Start of Data supplied
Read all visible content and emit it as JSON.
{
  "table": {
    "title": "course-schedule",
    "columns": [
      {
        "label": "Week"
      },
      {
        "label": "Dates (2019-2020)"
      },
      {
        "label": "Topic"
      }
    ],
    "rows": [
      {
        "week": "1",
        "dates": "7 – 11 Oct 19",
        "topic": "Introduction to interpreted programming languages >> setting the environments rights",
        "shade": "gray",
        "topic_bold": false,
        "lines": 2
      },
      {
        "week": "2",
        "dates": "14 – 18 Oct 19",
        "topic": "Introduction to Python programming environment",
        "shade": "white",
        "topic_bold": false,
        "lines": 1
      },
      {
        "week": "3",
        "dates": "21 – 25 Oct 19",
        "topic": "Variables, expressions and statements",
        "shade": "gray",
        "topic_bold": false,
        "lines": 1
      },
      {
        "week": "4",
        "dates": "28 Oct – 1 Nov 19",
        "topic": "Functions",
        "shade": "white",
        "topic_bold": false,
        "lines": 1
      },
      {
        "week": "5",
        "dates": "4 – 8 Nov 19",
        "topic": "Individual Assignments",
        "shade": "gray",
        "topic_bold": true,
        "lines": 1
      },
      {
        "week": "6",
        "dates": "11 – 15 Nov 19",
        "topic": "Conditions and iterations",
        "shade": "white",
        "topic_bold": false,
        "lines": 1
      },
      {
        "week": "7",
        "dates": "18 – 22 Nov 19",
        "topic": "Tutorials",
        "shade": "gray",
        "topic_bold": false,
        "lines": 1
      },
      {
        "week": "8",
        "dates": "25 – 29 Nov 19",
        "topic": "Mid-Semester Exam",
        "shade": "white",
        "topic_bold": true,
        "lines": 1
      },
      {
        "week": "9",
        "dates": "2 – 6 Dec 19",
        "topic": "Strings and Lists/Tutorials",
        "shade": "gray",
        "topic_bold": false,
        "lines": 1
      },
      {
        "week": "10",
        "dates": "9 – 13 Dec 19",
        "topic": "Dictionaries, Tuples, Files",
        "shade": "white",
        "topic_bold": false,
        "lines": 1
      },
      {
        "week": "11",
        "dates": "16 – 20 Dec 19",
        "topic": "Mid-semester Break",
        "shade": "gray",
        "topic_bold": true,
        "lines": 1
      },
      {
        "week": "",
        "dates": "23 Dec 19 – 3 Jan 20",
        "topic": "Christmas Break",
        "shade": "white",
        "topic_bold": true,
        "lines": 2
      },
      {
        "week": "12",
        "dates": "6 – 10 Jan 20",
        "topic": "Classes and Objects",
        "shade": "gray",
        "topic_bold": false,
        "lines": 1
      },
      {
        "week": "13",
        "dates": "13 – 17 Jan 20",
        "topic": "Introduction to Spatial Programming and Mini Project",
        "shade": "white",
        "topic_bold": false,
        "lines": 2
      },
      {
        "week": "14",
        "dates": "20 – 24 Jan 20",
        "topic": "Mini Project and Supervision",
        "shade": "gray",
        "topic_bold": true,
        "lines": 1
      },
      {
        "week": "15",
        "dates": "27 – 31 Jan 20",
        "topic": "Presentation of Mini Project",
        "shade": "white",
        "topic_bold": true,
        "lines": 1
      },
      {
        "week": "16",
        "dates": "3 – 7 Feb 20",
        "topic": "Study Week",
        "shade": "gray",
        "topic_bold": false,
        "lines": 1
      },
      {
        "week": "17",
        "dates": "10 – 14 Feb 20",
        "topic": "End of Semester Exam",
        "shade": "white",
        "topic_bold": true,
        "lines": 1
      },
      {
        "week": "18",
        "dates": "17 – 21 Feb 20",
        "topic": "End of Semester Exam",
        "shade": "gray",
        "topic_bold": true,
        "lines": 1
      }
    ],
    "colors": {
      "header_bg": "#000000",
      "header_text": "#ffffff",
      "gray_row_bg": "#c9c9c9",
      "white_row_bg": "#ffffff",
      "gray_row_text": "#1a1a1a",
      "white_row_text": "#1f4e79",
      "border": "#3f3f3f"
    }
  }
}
End of Data supplied
Start of Data supplied
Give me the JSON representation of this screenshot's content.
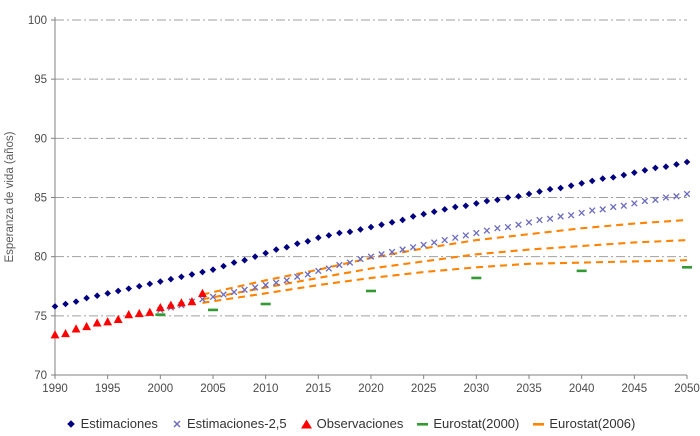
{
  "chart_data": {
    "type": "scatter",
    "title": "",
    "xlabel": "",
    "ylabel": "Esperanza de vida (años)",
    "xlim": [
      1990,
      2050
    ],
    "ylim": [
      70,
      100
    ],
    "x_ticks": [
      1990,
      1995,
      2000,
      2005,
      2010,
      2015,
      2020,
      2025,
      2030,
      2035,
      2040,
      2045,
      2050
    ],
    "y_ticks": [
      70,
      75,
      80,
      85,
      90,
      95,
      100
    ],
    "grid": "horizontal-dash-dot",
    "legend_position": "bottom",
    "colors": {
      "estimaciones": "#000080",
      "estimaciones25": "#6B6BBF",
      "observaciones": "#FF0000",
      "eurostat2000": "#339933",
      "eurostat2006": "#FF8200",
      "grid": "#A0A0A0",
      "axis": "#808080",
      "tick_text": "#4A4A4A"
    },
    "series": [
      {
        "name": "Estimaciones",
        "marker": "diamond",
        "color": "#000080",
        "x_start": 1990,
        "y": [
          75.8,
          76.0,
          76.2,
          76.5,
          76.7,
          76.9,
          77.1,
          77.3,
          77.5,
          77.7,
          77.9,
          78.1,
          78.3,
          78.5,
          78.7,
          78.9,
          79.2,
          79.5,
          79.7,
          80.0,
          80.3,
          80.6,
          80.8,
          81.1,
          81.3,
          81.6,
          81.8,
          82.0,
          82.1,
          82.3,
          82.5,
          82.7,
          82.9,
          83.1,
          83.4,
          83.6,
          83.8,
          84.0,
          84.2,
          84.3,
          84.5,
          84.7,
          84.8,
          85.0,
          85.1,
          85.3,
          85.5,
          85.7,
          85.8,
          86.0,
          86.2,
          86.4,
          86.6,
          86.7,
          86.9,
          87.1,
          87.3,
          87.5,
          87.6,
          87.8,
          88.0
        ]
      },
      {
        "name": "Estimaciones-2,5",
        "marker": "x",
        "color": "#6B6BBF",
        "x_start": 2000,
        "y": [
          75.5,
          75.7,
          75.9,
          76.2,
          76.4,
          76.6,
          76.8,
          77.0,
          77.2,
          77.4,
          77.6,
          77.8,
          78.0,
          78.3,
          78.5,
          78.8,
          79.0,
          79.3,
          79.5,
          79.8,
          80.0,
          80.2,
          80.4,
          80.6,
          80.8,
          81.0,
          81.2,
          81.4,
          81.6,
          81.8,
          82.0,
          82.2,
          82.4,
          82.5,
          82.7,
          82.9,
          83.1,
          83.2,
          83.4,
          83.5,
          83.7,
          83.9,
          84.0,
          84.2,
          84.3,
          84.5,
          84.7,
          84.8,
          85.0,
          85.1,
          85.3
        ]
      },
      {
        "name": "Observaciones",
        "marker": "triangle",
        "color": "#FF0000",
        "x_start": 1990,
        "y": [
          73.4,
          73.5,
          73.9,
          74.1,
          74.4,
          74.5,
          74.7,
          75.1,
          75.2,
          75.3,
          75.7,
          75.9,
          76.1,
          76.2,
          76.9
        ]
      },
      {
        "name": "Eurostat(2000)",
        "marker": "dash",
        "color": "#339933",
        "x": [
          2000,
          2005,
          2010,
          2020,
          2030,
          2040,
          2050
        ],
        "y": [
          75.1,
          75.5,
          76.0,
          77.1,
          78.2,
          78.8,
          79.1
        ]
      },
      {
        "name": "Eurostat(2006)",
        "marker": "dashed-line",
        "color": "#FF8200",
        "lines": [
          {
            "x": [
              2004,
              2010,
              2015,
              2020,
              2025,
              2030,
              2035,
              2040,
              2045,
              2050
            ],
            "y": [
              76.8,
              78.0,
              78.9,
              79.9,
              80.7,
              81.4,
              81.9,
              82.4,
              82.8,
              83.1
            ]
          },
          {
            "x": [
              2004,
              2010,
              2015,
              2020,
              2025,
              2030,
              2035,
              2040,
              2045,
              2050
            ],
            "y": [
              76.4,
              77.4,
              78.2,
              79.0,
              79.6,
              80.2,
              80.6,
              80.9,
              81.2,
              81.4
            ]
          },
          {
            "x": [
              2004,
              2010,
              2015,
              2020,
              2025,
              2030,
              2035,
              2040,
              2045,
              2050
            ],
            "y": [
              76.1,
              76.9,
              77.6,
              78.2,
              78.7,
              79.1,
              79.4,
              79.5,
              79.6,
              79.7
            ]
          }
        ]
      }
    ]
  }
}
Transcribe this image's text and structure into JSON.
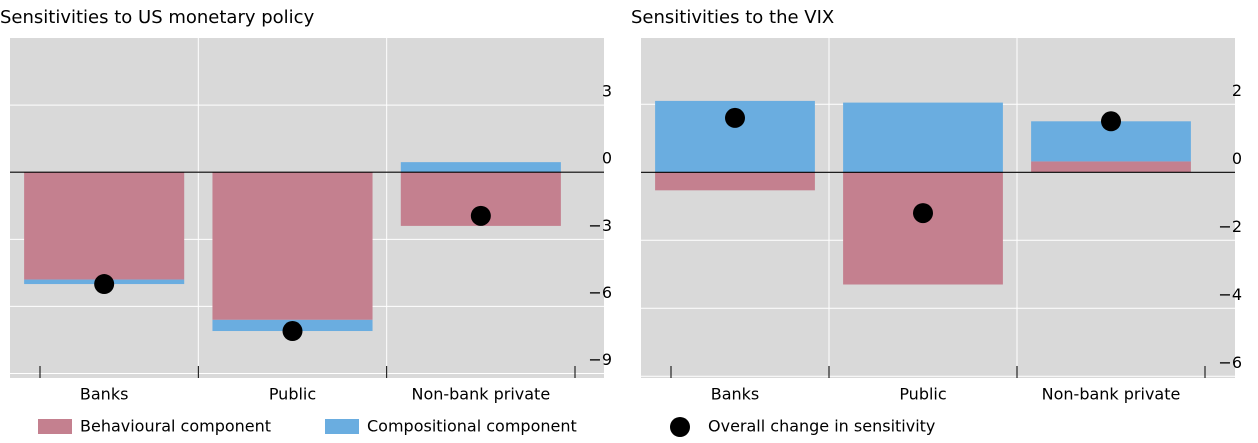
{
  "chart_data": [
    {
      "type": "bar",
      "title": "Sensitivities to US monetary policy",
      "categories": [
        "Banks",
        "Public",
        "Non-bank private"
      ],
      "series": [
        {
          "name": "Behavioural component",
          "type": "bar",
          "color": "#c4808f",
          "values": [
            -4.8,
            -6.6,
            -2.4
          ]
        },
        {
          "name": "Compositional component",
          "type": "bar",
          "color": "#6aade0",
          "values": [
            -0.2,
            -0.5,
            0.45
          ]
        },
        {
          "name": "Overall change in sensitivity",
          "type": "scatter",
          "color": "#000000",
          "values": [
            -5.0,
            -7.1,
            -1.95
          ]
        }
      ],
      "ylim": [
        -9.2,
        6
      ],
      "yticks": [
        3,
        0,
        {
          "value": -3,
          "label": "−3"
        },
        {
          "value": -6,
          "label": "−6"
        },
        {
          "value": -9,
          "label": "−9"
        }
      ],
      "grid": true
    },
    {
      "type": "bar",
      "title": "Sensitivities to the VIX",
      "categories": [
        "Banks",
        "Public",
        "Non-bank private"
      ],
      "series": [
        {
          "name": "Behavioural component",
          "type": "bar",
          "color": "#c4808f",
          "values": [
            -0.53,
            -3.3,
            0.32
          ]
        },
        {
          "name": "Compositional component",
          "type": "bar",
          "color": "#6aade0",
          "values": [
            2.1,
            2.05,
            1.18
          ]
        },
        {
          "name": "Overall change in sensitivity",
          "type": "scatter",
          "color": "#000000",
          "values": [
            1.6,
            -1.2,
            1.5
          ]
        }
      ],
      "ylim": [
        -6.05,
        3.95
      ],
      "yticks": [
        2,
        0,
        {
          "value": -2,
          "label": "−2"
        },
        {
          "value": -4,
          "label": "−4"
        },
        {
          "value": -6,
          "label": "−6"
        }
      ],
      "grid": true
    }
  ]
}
End of Data supplied
Respond with nothing but the number of lines in the entries that contain the string "Mini".

Exercise output:
3